### SHORT TASK
Comb the records below for the string "corriente" and copy each line where it turns up.

### RECORDED DATA
----

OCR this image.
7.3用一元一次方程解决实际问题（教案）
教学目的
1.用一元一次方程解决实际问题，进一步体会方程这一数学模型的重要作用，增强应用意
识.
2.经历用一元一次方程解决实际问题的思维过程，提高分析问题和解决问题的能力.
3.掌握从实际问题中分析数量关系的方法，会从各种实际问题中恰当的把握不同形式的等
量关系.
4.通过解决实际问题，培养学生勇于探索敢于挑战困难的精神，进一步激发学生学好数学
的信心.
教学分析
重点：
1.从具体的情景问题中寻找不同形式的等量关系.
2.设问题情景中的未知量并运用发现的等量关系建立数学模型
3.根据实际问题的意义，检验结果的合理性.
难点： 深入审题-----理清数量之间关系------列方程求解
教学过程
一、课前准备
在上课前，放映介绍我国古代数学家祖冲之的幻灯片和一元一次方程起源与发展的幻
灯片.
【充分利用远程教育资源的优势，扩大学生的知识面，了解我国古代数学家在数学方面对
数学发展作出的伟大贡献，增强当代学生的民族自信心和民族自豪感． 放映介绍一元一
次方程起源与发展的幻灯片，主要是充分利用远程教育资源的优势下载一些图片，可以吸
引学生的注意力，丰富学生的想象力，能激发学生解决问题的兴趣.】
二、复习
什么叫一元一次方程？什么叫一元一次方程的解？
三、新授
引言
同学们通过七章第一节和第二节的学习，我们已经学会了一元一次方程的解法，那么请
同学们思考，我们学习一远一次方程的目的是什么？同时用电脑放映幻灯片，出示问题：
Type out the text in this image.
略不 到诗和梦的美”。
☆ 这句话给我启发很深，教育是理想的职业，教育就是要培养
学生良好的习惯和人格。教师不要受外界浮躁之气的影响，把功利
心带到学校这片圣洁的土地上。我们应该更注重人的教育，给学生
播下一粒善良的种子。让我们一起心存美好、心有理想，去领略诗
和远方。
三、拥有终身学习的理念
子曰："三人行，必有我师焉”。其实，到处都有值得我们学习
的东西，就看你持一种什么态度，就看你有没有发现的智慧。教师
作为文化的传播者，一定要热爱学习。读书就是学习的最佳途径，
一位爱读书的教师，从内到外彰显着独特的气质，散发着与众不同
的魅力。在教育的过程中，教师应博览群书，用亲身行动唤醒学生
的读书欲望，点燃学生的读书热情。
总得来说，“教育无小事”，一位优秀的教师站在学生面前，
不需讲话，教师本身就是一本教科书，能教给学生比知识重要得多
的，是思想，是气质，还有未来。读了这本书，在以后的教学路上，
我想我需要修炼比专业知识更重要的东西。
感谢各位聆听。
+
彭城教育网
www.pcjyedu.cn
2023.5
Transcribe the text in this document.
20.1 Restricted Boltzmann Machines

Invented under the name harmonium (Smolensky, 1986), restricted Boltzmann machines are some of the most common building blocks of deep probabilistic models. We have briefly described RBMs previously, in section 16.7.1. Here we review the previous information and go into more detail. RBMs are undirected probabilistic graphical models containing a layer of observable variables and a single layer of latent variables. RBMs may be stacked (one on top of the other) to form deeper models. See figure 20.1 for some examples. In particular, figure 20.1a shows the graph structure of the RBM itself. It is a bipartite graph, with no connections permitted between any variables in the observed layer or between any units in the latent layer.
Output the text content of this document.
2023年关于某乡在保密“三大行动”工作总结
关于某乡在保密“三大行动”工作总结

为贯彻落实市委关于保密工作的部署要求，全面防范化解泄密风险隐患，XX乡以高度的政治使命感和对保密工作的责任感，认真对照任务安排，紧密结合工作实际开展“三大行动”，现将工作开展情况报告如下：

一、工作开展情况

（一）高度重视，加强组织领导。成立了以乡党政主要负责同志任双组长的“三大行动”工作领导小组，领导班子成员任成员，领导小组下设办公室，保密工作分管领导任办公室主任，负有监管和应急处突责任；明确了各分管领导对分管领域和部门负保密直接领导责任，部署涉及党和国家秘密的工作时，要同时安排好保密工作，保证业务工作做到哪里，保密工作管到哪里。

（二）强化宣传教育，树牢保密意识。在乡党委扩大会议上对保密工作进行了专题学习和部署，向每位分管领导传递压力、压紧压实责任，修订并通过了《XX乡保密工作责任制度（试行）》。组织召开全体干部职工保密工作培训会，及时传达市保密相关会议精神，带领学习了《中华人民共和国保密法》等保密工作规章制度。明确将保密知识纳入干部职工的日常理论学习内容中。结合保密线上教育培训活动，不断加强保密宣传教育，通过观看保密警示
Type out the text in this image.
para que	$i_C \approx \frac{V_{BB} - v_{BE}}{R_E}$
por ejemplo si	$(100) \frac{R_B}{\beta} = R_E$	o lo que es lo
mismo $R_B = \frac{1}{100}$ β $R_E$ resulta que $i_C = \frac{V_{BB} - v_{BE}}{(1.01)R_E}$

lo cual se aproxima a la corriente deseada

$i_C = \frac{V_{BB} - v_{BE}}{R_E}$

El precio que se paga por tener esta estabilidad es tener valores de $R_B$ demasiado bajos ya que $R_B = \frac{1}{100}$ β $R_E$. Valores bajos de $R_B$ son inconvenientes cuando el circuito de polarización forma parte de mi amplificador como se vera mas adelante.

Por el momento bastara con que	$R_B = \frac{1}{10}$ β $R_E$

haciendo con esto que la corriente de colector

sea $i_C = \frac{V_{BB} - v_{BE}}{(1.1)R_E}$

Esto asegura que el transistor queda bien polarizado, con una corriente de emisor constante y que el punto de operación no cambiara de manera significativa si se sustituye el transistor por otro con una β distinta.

----

### EXERCISE SOLUTION
lo cual se aproxima a la corriente deseada
haciendo con esto que la corriente de colector
Esto asegura que el transistor queda bien polarizado, con una corriente de emisor constante y que el punto de operación no cambiara de manera significativa si se sustituye el transistor por otro con una β distinta.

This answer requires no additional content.